## EXERCISE REQUIREMENTS
Write the material out again in full, exactly.

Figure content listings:
###
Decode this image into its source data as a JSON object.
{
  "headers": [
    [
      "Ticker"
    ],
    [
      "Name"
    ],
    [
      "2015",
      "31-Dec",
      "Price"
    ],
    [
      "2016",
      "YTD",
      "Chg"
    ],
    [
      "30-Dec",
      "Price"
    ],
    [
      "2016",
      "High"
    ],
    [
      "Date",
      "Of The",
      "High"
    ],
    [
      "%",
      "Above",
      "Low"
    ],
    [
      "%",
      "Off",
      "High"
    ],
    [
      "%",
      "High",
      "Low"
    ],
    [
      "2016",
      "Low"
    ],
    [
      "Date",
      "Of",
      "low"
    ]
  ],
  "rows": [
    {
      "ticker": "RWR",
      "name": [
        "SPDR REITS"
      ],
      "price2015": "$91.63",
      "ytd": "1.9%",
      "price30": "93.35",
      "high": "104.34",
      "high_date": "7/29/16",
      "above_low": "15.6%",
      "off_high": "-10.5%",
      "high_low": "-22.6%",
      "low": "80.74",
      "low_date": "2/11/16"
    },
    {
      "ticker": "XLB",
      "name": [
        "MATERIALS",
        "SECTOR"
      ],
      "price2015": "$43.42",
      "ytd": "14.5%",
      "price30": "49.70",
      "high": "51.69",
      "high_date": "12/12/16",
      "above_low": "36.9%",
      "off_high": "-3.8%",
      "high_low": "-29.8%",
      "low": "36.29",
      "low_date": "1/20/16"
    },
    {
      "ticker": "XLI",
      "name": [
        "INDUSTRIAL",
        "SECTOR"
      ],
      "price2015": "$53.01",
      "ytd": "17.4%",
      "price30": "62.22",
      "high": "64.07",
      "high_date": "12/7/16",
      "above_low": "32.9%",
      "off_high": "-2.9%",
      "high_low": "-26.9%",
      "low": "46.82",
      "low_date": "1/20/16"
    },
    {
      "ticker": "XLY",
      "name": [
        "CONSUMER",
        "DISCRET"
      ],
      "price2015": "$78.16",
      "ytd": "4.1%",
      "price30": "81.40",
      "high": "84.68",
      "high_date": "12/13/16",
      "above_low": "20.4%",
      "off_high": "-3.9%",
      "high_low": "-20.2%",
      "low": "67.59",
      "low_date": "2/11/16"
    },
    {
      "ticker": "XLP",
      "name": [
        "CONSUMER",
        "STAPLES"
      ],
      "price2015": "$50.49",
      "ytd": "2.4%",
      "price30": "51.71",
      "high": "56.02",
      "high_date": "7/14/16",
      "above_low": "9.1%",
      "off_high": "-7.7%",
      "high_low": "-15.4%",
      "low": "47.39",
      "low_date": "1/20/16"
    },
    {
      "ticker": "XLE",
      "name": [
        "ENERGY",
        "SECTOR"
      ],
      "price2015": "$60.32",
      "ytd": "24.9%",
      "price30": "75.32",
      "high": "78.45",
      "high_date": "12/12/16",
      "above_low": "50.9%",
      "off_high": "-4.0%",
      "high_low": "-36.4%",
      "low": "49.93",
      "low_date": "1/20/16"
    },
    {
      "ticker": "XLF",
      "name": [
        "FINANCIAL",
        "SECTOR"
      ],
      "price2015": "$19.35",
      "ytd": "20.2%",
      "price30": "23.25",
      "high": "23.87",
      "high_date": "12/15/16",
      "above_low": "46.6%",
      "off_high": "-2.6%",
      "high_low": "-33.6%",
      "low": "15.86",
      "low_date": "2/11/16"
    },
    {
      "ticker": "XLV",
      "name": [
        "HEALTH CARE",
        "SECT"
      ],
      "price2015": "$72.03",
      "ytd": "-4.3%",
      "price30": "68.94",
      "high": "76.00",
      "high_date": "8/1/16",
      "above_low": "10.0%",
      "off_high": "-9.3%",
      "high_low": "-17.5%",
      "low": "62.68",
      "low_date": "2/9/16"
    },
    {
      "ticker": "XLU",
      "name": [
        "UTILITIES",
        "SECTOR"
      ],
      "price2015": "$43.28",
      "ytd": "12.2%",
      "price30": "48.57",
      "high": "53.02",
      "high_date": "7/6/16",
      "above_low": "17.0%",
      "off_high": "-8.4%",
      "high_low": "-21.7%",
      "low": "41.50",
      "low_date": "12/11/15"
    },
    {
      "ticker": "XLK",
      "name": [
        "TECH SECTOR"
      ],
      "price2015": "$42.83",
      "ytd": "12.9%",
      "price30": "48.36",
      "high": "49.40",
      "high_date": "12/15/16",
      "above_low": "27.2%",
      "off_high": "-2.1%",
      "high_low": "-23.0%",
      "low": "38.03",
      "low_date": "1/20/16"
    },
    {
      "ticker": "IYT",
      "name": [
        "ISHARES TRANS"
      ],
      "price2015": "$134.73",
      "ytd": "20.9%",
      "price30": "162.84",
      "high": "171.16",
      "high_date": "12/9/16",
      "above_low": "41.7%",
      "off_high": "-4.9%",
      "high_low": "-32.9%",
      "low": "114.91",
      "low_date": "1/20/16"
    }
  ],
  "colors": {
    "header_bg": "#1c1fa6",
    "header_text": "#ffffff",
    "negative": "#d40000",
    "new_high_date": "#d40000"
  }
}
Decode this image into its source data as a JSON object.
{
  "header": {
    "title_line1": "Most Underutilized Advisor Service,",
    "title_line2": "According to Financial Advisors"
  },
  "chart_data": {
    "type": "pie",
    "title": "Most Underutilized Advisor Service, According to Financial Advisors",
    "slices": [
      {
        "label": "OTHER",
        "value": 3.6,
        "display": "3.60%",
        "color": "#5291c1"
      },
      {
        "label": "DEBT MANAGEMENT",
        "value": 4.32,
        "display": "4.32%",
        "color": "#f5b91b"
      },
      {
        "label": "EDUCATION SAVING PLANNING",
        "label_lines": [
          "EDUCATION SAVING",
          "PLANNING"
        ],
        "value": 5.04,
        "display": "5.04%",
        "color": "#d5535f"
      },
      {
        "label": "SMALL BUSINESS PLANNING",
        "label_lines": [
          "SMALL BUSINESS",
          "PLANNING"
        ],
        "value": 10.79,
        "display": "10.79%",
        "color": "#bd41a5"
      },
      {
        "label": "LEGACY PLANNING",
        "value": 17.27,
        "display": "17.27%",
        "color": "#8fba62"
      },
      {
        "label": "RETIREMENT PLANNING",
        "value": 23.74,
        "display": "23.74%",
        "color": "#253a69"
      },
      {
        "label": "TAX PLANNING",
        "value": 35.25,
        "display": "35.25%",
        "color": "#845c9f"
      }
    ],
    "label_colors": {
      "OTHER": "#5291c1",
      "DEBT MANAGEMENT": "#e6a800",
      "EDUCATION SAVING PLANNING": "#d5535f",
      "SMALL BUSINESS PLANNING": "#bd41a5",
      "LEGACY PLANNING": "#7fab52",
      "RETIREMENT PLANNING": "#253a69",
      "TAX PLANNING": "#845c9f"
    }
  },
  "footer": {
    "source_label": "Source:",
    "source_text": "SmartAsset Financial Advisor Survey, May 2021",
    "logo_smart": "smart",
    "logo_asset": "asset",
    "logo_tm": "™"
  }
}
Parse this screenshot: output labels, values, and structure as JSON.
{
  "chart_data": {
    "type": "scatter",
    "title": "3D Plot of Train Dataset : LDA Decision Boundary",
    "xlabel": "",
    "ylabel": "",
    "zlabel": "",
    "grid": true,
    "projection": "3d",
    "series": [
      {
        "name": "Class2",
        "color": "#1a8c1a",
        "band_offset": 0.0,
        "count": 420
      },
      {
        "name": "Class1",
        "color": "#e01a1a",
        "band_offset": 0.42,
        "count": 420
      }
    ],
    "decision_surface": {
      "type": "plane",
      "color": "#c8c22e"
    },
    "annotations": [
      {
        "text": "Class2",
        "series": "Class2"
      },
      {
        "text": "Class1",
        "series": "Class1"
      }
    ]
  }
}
###
## FULL OUTPUT
Decode this image into its source data as a JSON object.
{
  "headers": [
    [
      "Ticker"
    ],
    [
      "Name"
    ],
    [
      "2015",
      "31-Dec",
      "Price"
    ],
    [
      "2016",
      "YTD",
      "Chg"
    ],
    [
      "30-Dec",
      "Price"
    ],
    [
      "2016",
      "High"
    ],
    [
      "Date",
      "Of The",
      "High"
    ],
    [
      "%",
      "Above",
      "Low"
    ],
    [
      "%",
      "Off",
      "High"
    ],
    [
      "%",
      "High",
      "Low"
    ],
    [
      "2016",
      "Low"
    ],
    [
      "Date",
      "Of",
      "low"
    ]
  ],
  "rows": [
    {
      "ticker": "RWR",
      "name": [
        "SPDR REITS"
      ],
      "price2015": "$91.63",
      "ytd": "1.9%",
      "price30": "93.35",
      "high": "104.34",
      "high_date": "7/29/16",
      "above_low": "15.6%",
      "off_high": "-10.5%",
      "high_low": "-22.6%",
      "low": "80.74",
      "low_date": "2/11/16"
    },
    {
      "ticker": "XLB",
      "name": [
        "MATERIALS",
        "SECTOR"
      ],
      "price2015": "$43.42",
      "ytd": "14.5%",
      "price30": "49.70",
      "high": "51.69",
      "high_date": "12/12/16",
      "above_low": "36.9%",
      "off_high": "-3.8%",
      "high_low": "-29.8%",
      "low": "36.29",
      "low_date": "1/20/16"
    },
    {
      "ticker": "XLI",
      "name": [
        "INDUSTRIAL",
        "SECTOR"
      ],
      "price2015": "$53.01",
      "ytd": "17.4%",
      "price30": "62.22",
      "high": "64.07",
      "high_date": "12/7/16",
      "above_low": "32.9%",
      "off_high": "-2.9%",
      "high_low": "-26.9%",
      "low": "46.82",
      "low_date": "1/20/16"
    },
    {
      "ticker": "XLY",
      "name": [
        "CONSUMER",
        "DISCRET"
      ],
      "price2015": "$78.16",
      "ytd": "4.1%",
      "price30": "81.40",
      "high": "84.68",
      "high_date": "12/13/16",
      "above_low": "20.4%",
      "off_high": "-3.9%",
      "high_low": "-20.2%",
      "low": "67.59",
      "low_date": "2/11/16"
    },
    {
      "ticker": "XLP",
      "name": [
        "CONSUMER",
        "STAPLES"
      ],
      "price2015": "$50.49",
      "ytd": "2.4%",
      "price30": "51.71",
      "high": "56.02",
      "high_date": "7/14/16",
      "above_low": "9.1%",
      "off_high": "-7.7%",
      "high_low": "-15.4%",
      "low": "47.39",
      "low_date": "1/20/16"
    },
    {
      "ticker": "XLE",
      "name": [
        "ENERGY",
        "SECTOR"
      ],
      "price2015": "$60.32",
      "ytd": "24.9%",
      "price30": "75.32",
      "high": "78.45",
      "high_date": "12/12/16",
      "above_low": "50.9%",
      "off_high": "-4.0%",
      "high_low": "-36.4%",
      "low": "49.93",
      "low_date": "1/20/16"
    },
    {
      "ticker": "XLF",
      "name": [
        "FINANCIAL",
        "SECTOR"
      ],
      "price2015": "$19.35",
      "ytd": "20.2%",
      "price30": "23.25",
      "high": "23.87",
      "high_date": "12/15/16",
      "above_low": "46.6%",
      "off_high": "-2.6%",
      "high_low": "-33.6%",
      "low": "15.86",
      "low_date": "2/11/16"
    },
    {
      "ticker": "XLV",
      "name": [
        "HEALTH CARE",
        "SECT"
      ],
      "price2015": "$72.03",
      "ytd": "-4.3%",
      "price30": "68.94",
      "high": "76.00",
      "high_date": "8/1/16",
      "above_low": "10.0%",
      "off_high": "-9.3%",
      "high_low": "-17.5%",
      "low": "62.68",
      "low_date": "2/9/16"
    },
    {
      "ticker": "XLU",
      "name": [
        "UTILITIES",
        "SECTOR"
      ],
      "price2015": "$43.28",
      "ytd": "12.2%",
      "price30": "48.57",
      "high": "53.02",
      "high_date": "7/6/16",
      "above_low": "17.0%",
      "off_high": "-8.4%",
      "high_low": "-21.7%",
      "low": "41.50",
      "low_date": "12/11/15"
    },
    {
      "ticker": "XLK",
      "name": [
        "TECH SECTOR"
      ],
      "price2015": "$42.83",
      "ytd": "12.9%",
      "price30": "48.36",
      "high": "49.40",
      "high_date": "12/15/16",
      "above_low": "27.2%",
      "off_high": "-2.1%",
      "high_low": "-23.0%",
      "low": "38.03",
      "low_date": "1/20/16"
    },
    {
      "ticker": "IYT",
      "name": [
        "ISHARES TRANS"
      ],
      "price2015": "$134.73",
      "ytd": "20.9%",
      "price30": "162.84",
      "high": "171.16",
      "high_date": "12/9/16",
      "above_low": "41.7%",
      "off_high": "-4.9%",
      "high_low": "-32.9%",
      "low": "114.91",
      "low_date": "1/20/16"
    }
  ],
  "colors": {
    "header_bg": "#1c1fa6",
    "header_text": "#ffffff",
    "negative": "#d40000",
    "new_high_date": "#d40000"
  }
}
Decode this image into its source data as a JSON object.
{
  "header": {
    "title_line1": "Most Underutilized Advisor Service,",
    "title_line2": "According to Financial Advisors"
  },
  "chart_data": {
    "type": "pie",
    "title": "Most Underutilized Advisor Service, According to Financial Advisors",
    "slices": [
      {
        "label": "OTHER",
        "value": 3.6,
        "display": "3.60%",
        "color": "#5291c1"
      },
      {
        "label": "DEBT MANAGEMENT",
        "value": 4.32,
        "display": "4.32%",
        "color": "#f5b91b"
      },
      {
        "label": "EDUCATION SAVING PLANNING",
        "label_lines": [
          "EDUCATION SAVING",
          "PLANNING"
        ],
        "value": 5.04,
        "display": "5.04%",
        "color": "#d5535f"
      },
      {
        "label": "SMALL BUSINESS PLANNING",
        "label_lines": [
          "SMALL BUSINESS",
          "PLANNING"
        ],
        "value": 10.79,
        "display": "10.79%",
        "color": "#bd41a5"
      },
      {
        "label": "LEGACY PLANNING",
        "value": 17.27,
        "display": "17.27%",
        "color": "#8fba62"
      },
      {
        "label": "RETIREMENT PLANNING",
        "value": 23.74,
        "display": "23.74%",
        "color": "#253a69"
      },
      {
        "label": "TAX PLANNING",
        "value": 35.25,
        "display": "35.25%",
        "color": "#845c9f"
      }
    ],
    "label_colors": {
      "OTHER": "#5291c1",
      "DEBT MANAGEMENT": "#e6a800",
      "EDUCATION SAVING PLANNING": "#d5535f",
      "SMALL BUSINESS PLANNING": "#bd41a5",
      "LEGACY PLANNING": "#7fab52",
      "RETIREMENT PLANNING": "#253a69",
      "TAX PLANNING": "#845c9f"
    }
  },
  "footer": {
    "source_label": "Source:",
    "source_text": "SmartAsset Financial Advisor Survey, May 2021",
    "logo_smart": "smart",
    "logo_asset": "asset",
    "logo_tm": "™"
  }
}
Parse this screenshot: output labels, values, and structure as JSON.
{
  "chart_data": {
    "type": "scatter",
    "title": "3D Plot of Train Dataset : LDA Decision Boundary",
    "xlabel": "",
    "ylabel": "",
    "zlabel": "",
    "grid": true,
    "projection": "3d",
    "series": [
      {
        "name": "Class2",
        "color": "#1a8c1a",
        "band_offset": 0.0,
        "count": 420
      },
      {
        "name": "Class1",
        "color": "#e01a1a",
        "band_offset": 0.42,
        "count": 420
      }
    ],
    "decision_surface": {
      "type": "plane",
      "color": "#c8c22e"
    },
    "annotations": [
      {
        "text": "Class2",
        "series": "Class2"
      },
      {
        "text": "Class1",
        "series": "Class1"
      }
    ]
  }
}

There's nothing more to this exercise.